[Data extracted from a collection]
........

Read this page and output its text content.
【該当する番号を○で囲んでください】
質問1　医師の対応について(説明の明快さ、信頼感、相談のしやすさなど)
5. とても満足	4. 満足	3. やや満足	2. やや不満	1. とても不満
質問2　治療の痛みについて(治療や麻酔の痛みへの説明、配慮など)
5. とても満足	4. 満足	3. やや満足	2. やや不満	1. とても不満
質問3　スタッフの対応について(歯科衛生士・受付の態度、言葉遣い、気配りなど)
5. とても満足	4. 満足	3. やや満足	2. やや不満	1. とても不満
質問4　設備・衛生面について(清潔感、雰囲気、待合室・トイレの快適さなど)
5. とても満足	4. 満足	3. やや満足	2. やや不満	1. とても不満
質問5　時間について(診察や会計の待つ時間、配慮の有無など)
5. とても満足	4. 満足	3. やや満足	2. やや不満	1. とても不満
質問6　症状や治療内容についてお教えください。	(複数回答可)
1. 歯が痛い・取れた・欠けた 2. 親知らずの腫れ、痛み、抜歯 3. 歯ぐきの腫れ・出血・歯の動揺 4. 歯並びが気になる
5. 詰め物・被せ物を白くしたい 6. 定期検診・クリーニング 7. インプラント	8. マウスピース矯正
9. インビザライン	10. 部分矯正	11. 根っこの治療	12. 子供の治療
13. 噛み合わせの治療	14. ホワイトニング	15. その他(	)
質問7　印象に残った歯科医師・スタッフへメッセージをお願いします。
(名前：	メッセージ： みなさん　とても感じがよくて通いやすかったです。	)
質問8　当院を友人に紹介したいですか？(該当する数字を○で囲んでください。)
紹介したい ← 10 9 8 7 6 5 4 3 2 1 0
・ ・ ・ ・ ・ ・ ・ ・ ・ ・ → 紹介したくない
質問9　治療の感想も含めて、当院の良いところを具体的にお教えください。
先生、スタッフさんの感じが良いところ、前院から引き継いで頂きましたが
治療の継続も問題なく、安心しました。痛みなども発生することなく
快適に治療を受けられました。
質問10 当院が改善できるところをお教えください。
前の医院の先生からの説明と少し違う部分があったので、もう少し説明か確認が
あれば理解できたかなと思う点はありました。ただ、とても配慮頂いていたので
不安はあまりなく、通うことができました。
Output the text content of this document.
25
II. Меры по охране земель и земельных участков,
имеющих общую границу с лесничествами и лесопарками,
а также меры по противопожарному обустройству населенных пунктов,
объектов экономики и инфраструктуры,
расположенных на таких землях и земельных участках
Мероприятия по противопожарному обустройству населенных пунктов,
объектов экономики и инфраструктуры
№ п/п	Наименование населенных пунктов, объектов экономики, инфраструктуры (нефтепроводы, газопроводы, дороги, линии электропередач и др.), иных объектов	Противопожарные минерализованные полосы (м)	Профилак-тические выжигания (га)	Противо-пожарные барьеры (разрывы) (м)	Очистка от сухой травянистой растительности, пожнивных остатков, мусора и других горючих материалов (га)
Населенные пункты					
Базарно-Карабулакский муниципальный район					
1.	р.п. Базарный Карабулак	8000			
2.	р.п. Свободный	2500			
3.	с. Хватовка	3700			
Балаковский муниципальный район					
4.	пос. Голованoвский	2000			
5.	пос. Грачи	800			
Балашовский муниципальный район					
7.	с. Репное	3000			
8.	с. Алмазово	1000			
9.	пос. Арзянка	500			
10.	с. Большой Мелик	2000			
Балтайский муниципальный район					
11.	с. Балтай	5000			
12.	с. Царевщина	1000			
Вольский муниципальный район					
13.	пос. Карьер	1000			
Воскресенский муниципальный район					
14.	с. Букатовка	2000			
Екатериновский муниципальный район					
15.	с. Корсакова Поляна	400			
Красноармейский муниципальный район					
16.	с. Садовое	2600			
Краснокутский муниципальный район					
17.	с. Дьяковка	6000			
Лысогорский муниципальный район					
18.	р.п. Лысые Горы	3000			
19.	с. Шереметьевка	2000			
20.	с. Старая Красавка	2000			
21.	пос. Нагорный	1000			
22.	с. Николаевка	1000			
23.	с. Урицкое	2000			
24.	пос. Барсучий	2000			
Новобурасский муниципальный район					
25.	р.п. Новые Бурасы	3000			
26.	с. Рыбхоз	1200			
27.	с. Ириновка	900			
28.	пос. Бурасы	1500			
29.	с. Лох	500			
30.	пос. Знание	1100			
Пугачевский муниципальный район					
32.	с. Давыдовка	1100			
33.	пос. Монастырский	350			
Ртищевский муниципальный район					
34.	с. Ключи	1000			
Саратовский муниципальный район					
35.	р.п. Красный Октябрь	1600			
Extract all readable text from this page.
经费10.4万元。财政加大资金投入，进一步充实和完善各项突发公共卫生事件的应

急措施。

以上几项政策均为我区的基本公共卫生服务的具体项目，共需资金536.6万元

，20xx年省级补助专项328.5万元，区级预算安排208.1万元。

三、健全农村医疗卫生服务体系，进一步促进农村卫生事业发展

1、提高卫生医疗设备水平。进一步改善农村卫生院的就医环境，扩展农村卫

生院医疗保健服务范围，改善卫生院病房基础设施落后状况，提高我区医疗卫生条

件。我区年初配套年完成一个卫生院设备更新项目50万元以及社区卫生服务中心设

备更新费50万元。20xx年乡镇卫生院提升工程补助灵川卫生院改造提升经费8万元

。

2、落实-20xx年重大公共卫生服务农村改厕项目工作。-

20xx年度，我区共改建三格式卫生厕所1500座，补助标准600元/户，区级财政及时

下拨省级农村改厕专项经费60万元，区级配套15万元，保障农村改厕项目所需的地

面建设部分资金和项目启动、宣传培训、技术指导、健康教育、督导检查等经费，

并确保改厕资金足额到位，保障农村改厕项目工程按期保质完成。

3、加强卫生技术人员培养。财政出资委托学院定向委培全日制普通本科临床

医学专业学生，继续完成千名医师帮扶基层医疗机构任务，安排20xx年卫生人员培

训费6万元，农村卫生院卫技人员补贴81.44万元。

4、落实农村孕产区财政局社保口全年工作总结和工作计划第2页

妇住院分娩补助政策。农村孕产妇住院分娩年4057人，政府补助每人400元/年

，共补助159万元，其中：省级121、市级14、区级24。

........

Give an exact repetition of all the material.

Read this page and output its text content.
【該当する番号を○で囲んでください】
質問1　医師の対応について(説明の明快さ、信頼感、相談のしやすさなど)
5. とても満足	4. 満足	3. やや満足	2. やや不満	1. とても不満
質問2　治療の痛みについて(治療や麻酔の痛みへの説明、配慮など)
5. とても満足	4. 満足	3. やや満足	2. やや不満	1. とても不満
質問3　スタッフの対応について(歯科衛生士・受付の態度、言葉遣い、気配りなど)
5. とても満足	4. 満足	3. やや満足	2. やや不満	1. とても不満
質問4　設備・衛生面について(清潔感、雰囲気、待合室・トイレの快適さなど)
5. とても満足	4. 満足	3. やや満足	2. やや不満	1. とても不満
質問5　時間について(診察や会計の待つ時間、配慮の有無など)
5. とても満足	4. 満足	3. やや満足	2. やや不満	1. とても不満
質問6　症状や治療内容についてお教えください。	(複数回答可)
1. 歯が痛い・取れた・欠けた 2. 親知らずの腫れ、痛み、抜歯 3. 歯ぐきの腫れ・出血・歯の動揺 4. 歯並びが気になる
5. 詰め物・被せ物を白くしたい 6. 定期検診・クリーニング 7. インプラント	8. マウスピース矯正
9. インビザライン	10. 部分矯正	11. 根っこの治療	12. 子供の治療
13. 噛み合わせの治療	14. ホワイトニング	15. その他(	)
質問7　印象に残った歯科医師・スタッフへメッセージをお願いします。
(名前：	メッセージ： みなさん　とても感じがよくて通いやすかったです。	)
質問8　当院を友人に紹介したいですか？(該当する数字を○で囲んでください。)
紹介したい ← 10 9 8 7 6 5 4 3 2 1 0
・ ・ ・ ・ ・ ・ ・ ・ ・ ・ → 紹介したくない
質問9　治療の感想も含めて、当院の良いところを具体的にお教えください。
先生、スタッフさんの感じが良いところ、前院から引き継いで頂きましたが
治療の継続も問題なく、安心しました。痛みなども発生することなく
快適に治療を受けられました。
質問10 当院が改善できるところをお教えください。
前の医院の先生からの説明と少し違う部分があったので、もう少し説明か確認が
あれば理解できたかなと思う点はありました。ただ、とても配慮頂いていたので
不安はあまりなく、通うことができました。
Output the text content of this document.
25
II. Меры по охране земель и земельных участков,
имеющих общую границу с лесничествами и лесопарками,
а также меры по противопожарному обустройству населенных пунктов,
объектов экономики и инфраструктуры,
расположенных на таких землях и земельных участках
Мероприятия по противопожарному обустройству населенных пунктов,
объектов экономики и инфраструктуры
№ п/п	Наименование населенных пунктов, объектов экономики, инфраструктуры (нефтепроводы, газопроводы, дороги, линии электропередач и др.), иных объектов	Противопожарные минерализованные полосы (м)	Профилак-тические выжигания (га)	Противо-пожарные барьеры (разрывы) (м)	Очистка от сухой травянистой растительности, пожнивных остатков, мусора и других горючих материалов (га)
Населенные пункты					
Базарно-Карабулакский муниципальный район					
1.	р.п. Базарный Карабулак	8000			
2.	р.п. Свободный	2500			
3.	с. Хватовка	3700			
Балаковский муниципальный район					
4.	пос. Голованoвский	2000			
5.	пос. Грачи	800			
Балашовский муниципальный район					
7.	с. Репное	3000			
8.	с. Алмазово	1000			
9.	пос. Арзянка	500			
10.	с. Большой Мелик	2000			
Балтайский муниципальный район					
11.	с. Балтай	5000			
12.	с. Царевщина	1000			
Вольский муниципальный район					
13.	пос. Карьер	1000			
Воскресенский муниципальный район					
14.	с. Букатовка	2000			
Екатериновский муниципальный район					
15.	с. Корсакова Поляна	400			
Красноармейский муниципальный район					
16.	с. Садовое	2600			
Краснокутский муниципальный район					
17.	с. Дьяковка	6000			
Лысогорский муниципальный район					
18.	р.п. Лысые Горы	3000			
19.	с. Шереметьевка	2000			
20.	с. Старая Красавка	2000			
21.	пос. Нагорный	1000			
22.	с. Николаевка	1000			
23.	с. Урицкое	2000			
24.	пос. Барсучий	2000			
Новобурасский муниципальный район					
25.	р.п. Новые Бурасы	3000			
26.	с. Рыбхоз	1200			
27.	с. Ириновка	900			
28.	пос. Бурасы	1500			
29.	с. Лох	500			
30.	пос. Знание	1100			
Пугачевский муниципальный район					
32.	с. Давыдовка	1100			
33.	пос. Монастырский	350			
Ртищевский муниципальный район					
34.	с. Ключи	1000			
Саратовский муниципальный район					
35.	р.п. Красный Октябрь	1600			
Extract all readable text from this page.
经费10.4万元。财政加大资金投入，进一步充实和完善各项突发公共卫生事件的应

急措施。

以上几项政策均为我区的基本公共卫生服务的具体项目，共需资金536.6万元

，20xx年省级补助专项328.5万元，区级预算安排208.1万元。

三、健全农村医疗卫生服务体系，进一步促进农村卫生事业发展

1、提高卫生医疗设备水平。进一步改善农村卫生院的就医环境，扩展农村卫

生院医疗保健服务范围，改善卫生院病房基础设施落后状况，提高我区医疗卫生条

件。我区年初配套年完成一个卫生院设备更新项目50万元以及社区卫生服务中心设

备更新费50万元。20xx年乡镇卫生院提升工程补助灵川卫生院改造提升经费8万元

。

2、落实-20xx年重大公共卫生服务农村改厕项目工作。-

20xx年度，我区共改建三格式卫生厕所1500座，补助标准600元/户，区级财政及时

下拨省级农村改厕专项经费60万元，区级配套15万元，保障农村改厕项目所需的地

面建设部分资金和项目启动、宣传培训、技术指导、健康教育、督导检查等经费，

并确保改厕资金足额到位，保障农村改厕项目工程按期保质完成。

3、加强卫生技术人员培养。财政出资委托学院定向委培全日制普通本科临床

医学专业学生，继续完成千名医师帮扶基层医疗机构任务，安排20xx年卫生人员培

训费6万元，农村卫生院卫技人员补贴81.44万元。

4、落实农村孕产区财政局社保口全年工作总结和工作计划第2页

妇住院分娩补助政策。农村孕产妇住院分娩年4057人，政府补助每人400元/年

，共补助159万元，其中：省级121、市级14、区级24。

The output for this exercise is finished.